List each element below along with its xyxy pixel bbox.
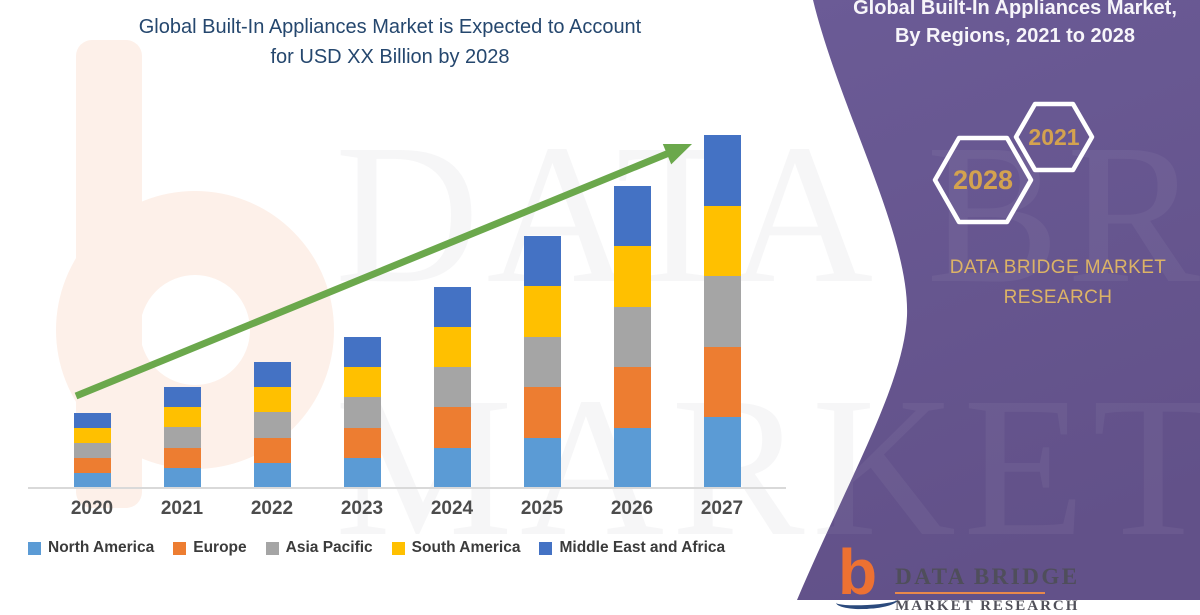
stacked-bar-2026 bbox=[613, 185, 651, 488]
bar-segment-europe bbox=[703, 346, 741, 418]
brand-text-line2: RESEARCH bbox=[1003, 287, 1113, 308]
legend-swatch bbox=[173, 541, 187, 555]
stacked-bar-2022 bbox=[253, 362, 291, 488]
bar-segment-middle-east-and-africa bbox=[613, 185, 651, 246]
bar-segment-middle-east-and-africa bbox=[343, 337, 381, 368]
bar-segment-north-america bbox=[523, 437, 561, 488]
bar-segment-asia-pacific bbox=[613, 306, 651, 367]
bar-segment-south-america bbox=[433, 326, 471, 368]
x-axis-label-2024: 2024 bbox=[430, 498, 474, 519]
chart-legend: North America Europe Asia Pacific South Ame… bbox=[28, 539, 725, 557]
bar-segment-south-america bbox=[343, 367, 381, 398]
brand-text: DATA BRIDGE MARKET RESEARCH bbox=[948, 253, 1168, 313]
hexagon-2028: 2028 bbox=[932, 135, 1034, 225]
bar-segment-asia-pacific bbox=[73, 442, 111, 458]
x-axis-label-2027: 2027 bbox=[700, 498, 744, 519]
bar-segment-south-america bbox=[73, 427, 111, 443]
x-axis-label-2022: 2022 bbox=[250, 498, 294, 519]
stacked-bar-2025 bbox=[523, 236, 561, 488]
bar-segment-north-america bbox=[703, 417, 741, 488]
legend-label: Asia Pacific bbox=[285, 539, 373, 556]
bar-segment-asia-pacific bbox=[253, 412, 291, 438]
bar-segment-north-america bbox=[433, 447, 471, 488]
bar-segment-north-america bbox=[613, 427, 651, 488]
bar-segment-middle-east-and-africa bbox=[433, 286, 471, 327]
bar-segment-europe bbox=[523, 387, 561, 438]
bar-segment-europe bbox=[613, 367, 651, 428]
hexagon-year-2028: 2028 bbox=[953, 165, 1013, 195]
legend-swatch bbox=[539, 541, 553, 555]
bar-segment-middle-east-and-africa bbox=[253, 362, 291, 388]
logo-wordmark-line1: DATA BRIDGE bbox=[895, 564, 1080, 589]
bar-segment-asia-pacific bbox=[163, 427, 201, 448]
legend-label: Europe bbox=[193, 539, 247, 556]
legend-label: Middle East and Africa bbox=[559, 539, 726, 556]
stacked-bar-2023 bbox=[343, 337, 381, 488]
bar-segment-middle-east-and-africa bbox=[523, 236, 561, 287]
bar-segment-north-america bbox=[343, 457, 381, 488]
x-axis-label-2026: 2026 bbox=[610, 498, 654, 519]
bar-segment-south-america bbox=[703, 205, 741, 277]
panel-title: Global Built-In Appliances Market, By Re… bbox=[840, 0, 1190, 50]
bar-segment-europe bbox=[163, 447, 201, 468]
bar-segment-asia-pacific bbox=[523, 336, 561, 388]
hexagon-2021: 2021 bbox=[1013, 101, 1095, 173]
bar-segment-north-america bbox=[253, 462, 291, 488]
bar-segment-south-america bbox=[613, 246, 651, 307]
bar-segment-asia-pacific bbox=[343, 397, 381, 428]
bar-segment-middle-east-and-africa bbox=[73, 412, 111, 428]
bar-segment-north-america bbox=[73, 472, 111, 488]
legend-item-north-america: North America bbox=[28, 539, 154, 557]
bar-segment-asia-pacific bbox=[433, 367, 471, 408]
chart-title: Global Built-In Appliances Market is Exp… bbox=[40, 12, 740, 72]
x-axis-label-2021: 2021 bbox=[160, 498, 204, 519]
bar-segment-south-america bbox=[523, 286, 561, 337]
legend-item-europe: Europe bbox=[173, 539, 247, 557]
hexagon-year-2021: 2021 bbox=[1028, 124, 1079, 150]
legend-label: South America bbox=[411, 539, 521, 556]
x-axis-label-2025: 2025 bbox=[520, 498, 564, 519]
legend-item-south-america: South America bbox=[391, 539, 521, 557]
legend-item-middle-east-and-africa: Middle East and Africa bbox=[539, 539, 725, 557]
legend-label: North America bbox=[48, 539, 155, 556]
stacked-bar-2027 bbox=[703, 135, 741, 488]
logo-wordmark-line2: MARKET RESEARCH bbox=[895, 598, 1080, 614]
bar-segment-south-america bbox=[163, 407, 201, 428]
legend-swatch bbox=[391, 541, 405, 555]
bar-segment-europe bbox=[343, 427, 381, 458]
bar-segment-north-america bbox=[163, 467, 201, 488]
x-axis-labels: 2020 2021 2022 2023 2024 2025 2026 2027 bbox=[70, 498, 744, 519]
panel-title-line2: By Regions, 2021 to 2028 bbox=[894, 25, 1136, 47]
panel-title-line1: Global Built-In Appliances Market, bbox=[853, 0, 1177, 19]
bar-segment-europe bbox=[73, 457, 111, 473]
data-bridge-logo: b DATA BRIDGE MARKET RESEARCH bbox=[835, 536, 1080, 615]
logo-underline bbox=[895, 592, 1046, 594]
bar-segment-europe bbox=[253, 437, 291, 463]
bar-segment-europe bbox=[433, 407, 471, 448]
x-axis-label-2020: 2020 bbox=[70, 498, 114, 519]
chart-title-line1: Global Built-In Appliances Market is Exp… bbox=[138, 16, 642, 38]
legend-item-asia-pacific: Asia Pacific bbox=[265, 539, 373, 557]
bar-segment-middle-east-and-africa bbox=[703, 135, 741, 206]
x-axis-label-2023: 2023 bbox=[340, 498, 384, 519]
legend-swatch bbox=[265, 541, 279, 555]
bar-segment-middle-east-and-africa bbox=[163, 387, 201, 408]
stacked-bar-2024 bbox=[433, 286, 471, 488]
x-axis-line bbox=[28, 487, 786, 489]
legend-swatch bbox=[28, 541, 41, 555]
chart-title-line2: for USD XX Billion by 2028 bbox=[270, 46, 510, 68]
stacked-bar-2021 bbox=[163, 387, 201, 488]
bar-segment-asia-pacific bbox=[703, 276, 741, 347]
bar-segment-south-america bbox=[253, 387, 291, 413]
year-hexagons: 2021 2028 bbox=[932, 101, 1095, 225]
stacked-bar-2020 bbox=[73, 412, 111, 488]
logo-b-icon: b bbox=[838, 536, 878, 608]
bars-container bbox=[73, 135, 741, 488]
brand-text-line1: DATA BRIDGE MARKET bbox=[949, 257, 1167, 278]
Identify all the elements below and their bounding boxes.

======

Can you set down, word for word, the stretch of the material from the line containing "stacked-bar-2026 bbox=[613, 185, 651, 488]" through the line containing "bar-segment-middle-east-and-africa bbox=[613, 185, 651, 246]"?

stacked-bar-2026 bbox=[613, 185, 651, 488]
bar-segment-europe bbox=[703, 346, 741, 418]
brand-text-line2: RESEARCH bbox=[1003, 287, 1113, 308]
legend-swatch bbox=[173, 541, 187, 555]
stacked-bar-2022 bbox=[253, 362, 291, 488]
bar-segment-middle-east-and-africa bbox=[613, 185, 651, 246]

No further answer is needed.